**PROVIDED PASSAGE**

The Spring Security software (SW) is composed of several SW modules built with Java. These modules provide security features for Spring-based applications. The latest stable release is Spring Security 5.3.4, which was released on August 5th 2020.
As of September 9th 2020, the NIST NVD lists 5 records of reported vulnerabilities [1].
CVE-2020-5408 Various versions prior to 5.3.2, used a fixed null initialization vector with CBC Mode in the implementation of the queryable text encryptor. A malicious user with access to the data that has been encrypted using such an encryptor may be able to derive the unencrypted values using a dictionary attack.
CVE-2019-3795 Spring Security versions 4.2.x prior to 4.2.12, 5.0.x prior to 5.0.12, and 5.1.x prior to 5.1.5 contain an insecure randomness vulnerability when using SecureRandomFactoryBean#setSeed to configure a SecureRandom instance. In order to be impacted, an honest application must provide a seed and make the resulting random material available to an attacker for inspection.

**DIRECTIONS**
[a] In the Spring Security text, what is the release date of Spring Security 5.3.4?
[b] Resume the text on Spring Security vulnerabilities after its final sentence.
The records come from a separate, unrelated source.

**MATERIAL PROVIDED**

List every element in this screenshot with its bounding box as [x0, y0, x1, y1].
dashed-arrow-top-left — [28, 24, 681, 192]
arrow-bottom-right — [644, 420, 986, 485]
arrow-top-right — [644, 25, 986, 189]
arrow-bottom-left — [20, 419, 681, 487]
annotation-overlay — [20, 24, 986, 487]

**RESULTS FOR THE EXERCISE**
[a] August 5th 2020.

[b]
CVE-2018-1258 Spring Framework version 5.0.5 when used in combination with any versions of Spring Security contains an authorization bypass when using method security. An unauthorized malicious user can gain unauthorized access to methods that should be restricted.
CVE-2018-1199 Spring Security (Spring Security 4.1.x before 4.1.5, 4.2.x before 4.2.4, and 5.0.x before 5.0.1; and Spring Framework 4.3.x before 4.3.14 and 5.0.x before 5.0.3) does not consider URL path parameters when processing security constraints. By adding a URL path parameter with special encodings, an attacker may be able to bypass a security constraint. The root cause of this issue is a lack of clarity regarding the handling of path parameters in the Servlet Specification. Some Servlet containers include path parameters in the value returned for getPathInfo() and some do not. Spring Security uses the value returned by getPathInfo() as part of the process of mapping requests to security constraints. In this particular attack, different character encodings used in path parameters allows secured Spring MVC static resource URLs to be bypassed.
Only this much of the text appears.